--- Passage provided ---

Woody Shaw - The Moontrane

Personnel

Woody Shaw (trumpet), Azar Lawrence (tenor saxophone, soprano saxophone), Steve Turre (trombone), Onaje Allen Gumbs (piano, electric piano), Cecil McBee (bass A2, B2), Buster Williams (bass A1, B1), Victor Lewis (drums), Guilherme Franco, Tony Waters (percussion)

Recorded

on 11 & 18 december, 1974 at Blue Rock Studios, New York City

Released

as MR 5058 in 1975

Track listing

Side A:
The Moontrane
Are They Only Dreams
Tapscott’s Blues
Side B:
Sanyas
Katerina Ballerina


Some have argued that the tragedy of Shaw’s life was the undervaluation of his genius. There’s truth in this statement. The name might ring a bell. But although Shaw was nominated for a Grammy Award for Rosewood in 1978, the average listener would never put Shaw, as far as trumpeters go, as the exclamation mark on the modern jazz sentence that begins with Dizzy Gillespie and is followed up by Clifford Brown and Miles Davis – Davis is part of the sentence not so much on a technical basis but because of his originality and vision. The average music fan has usually heard about legendary “subordinate clauses” like Lee Morgan, Freddie Hubbard and Chet Baker. Probably even hardcore jazz fans have listened more to those three than Shaw. Shaw came on the scene in the sixties but matured as a leader in the 70s, the synthesized decade that is without the revolutionary spark of bebop or the monochrome charm of hard bop and not as conducive to myth-making.

We all have our favorites, even, and with justified reason, others than mentioned above. But the exclamation mark is set in bold type by fellow musicians, who have championed Shaw as ‘the last great innovator on trumpet’. Max Roach said he had never heard anybody like Shaw, who had perfect pitch, photographic memory and a simply God-given array of talents that hint at ‘high intelligence’ and definitely are proof of a highly gifted musical intellect that effortlessly incorporated avant-garde concepts as polytonality and modality in his style. Shaw is a bridge between the classic age of modern jazz and the young lions of the 80s, many of who are now middle-aged statesmen, like Bryan Lynch, Wynton Marsalis, Nicholas Payton, Wallace Roney, Valery Ponomarev and Jarmo Hoogendijk.

--- Material ---

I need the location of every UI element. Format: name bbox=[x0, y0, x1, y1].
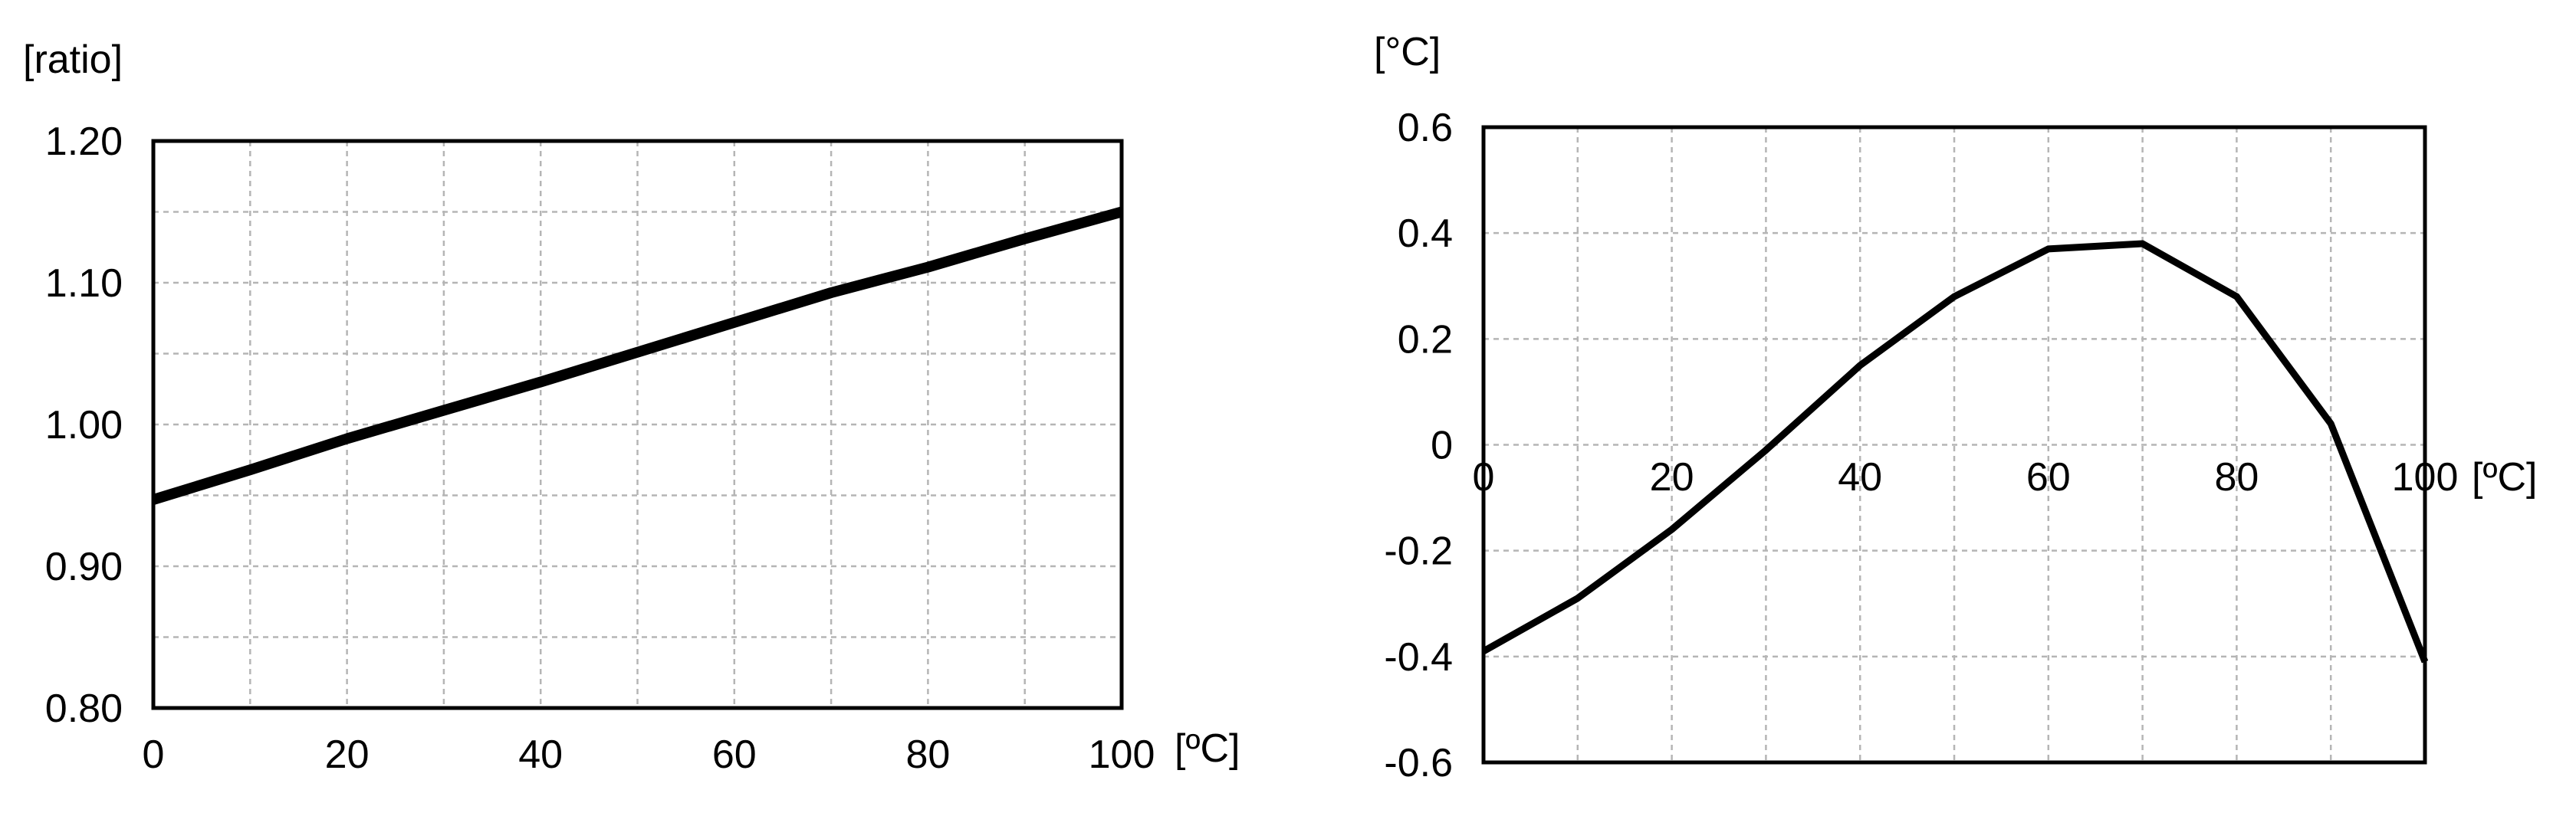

---

#### Set tasks:
- a) Write out the passage about The Moontrane word for word, everything from "Woody Shaw - The" down to "Tony Waters (percussion)".
- b) List every track title in the passage about The Moontrane.
Rely only on the passage about The Moontrane, not on the data.

#### Answers to the exercise:
- a)
Woody Shaw - The Moontrane

Personnel

Woody Shaw (trumpet), Azar Lawrence (tenor saxophone, soprano saxophone), Steve Turre (trombone), Onaje Allen Gumbs (piano, electric piano), Cecil McBee (bass A2, B2), Buster Williams (bass A1, B1), Victor Lewis (drums), Guilherme Franco, Tony Waters (percussion)

- b)
The Moontrane
Are They Only Dreams
Tapscott’s Blues
Sanyas
Katerina Ballerina